EXERCISE AIM
Give only one thing: the number of lines that include the word "weight".

INPUT FOR THIS TASK
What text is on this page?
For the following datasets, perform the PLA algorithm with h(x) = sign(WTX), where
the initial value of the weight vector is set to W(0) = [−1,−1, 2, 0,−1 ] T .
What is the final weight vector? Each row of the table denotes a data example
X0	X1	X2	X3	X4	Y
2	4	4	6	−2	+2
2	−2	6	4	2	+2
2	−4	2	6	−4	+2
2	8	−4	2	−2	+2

RESPONSE
2